EXERCISE DIRECTIONS
Find the string "отнесению" in the listing and report every line that has it.

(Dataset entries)
# # # #
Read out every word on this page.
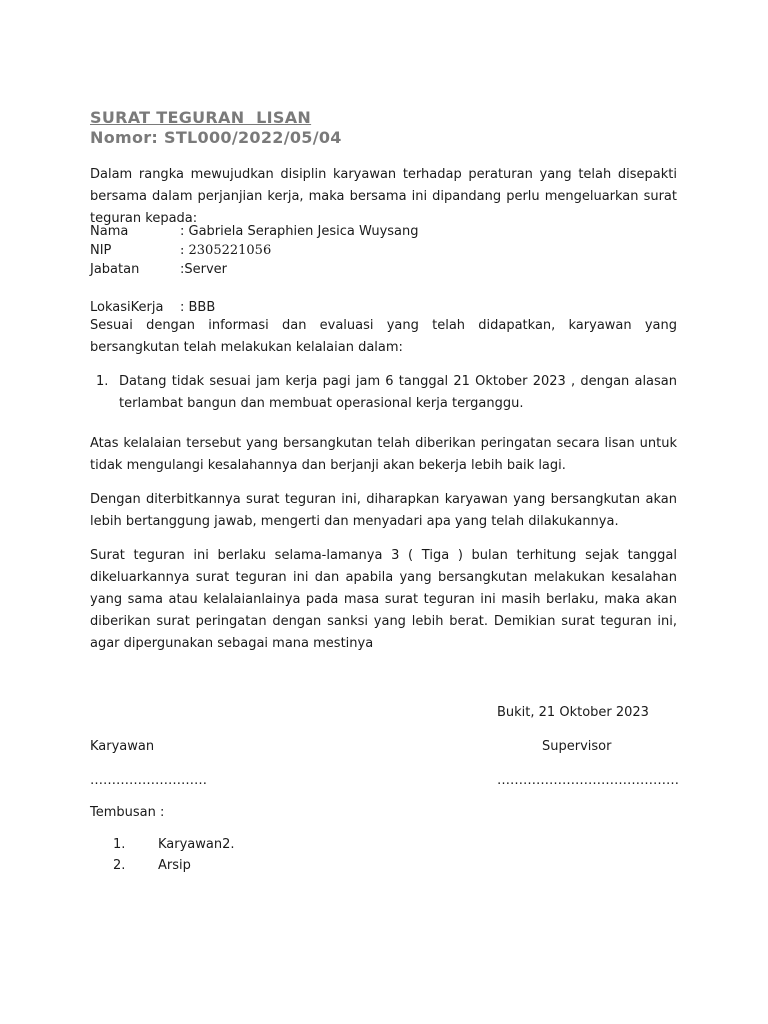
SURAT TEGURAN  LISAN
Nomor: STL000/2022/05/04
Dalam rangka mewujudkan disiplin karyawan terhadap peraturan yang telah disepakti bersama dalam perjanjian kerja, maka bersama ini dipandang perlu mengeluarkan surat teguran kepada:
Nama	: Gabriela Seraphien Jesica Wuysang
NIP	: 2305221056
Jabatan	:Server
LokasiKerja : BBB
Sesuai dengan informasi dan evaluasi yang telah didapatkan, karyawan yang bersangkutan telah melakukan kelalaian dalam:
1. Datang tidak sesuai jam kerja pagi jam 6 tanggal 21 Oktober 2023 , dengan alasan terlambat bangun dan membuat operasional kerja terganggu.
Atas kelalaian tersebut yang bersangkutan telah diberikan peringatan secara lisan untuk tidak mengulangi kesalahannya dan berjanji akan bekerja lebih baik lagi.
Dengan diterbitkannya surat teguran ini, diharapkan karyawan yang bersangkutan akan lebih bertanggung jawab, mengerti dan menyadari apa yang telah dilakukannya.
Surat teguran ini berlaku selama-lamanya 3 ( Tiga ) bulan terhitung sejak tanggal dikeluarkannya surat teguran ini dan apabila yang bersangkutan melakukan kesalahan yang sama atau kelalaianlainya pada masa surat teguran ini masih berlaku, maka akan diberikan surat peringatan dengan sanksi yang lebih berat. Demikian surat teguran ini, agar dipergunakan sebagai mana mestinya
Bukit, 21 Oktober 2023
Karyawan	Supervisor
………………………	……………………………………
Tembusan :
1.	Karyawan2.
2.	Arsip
# # # #
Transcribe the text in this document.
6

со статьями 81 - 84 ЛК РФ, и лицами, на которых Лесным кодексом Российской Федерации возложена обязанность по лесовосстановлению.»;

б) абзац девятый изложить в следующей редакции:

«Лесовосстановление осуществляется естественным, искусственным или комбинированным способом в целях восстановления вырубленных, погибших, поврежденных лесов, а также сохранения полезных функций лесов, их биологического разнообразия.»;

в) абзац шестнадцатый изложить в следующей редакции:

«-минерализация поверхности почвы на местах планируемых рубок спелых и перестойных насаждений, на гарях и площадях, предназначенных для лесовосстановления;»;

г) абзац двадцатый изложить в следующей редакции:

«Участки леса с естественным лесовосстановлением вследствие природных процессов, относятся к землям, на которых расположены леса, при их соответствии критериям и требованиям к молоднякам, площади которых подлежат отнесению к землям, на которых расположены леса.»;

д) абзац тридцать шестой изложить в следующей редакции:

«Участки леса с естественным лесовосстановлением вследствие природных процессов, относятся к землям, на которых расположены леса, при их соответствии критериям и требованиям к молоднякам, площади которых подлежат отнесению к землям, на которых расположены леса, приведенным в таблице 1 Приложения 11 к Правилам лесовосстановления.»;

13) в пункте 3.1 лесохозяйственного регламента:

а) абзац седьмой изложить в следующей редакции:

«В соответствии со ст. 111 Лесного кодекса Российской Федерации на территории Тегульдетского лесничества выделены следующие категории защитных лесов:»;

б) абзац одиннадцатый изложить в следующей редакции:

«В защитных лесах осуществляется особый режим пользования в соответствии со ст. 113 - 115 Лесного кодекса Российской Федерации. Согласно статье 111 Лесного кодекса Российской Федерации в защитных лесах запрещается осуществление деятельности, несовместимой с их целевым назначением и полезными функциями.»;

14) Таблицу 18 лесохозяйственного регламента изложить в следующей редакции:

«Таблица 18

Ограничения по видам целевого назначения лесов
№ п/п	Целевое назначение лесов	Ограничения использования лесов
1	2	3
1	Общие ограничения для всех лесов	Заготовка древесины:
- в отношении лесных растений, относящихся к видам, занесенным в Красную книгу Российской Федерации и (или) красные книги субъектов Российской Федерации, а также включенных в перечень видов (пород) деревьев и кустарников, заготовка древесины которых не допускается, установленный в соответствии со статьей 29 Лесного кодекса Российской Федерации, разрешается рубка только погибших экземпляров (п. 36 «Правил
# # # #
RESULT OF THE TASK
«Участки леса с естественным лесовосстановлением вследствие природных процессов, относятся к землям, на которых расположены леса, при их соответствии критериям и требованиям к молоднякам, площади которых подлежат отнесению к землям, на которых расположены леса.»;
«Участки леса с естественным лесовосстановлением вследствие природных процессов, относятся к землям, на которых расположены леса, при их соответствии критериям и требованиям к молоднякам, площади которых подлежат отнесению к землям, на которых расположены леса, приведенным в таблице 1 Приложения 11 к Правилам лесовосстановления.»;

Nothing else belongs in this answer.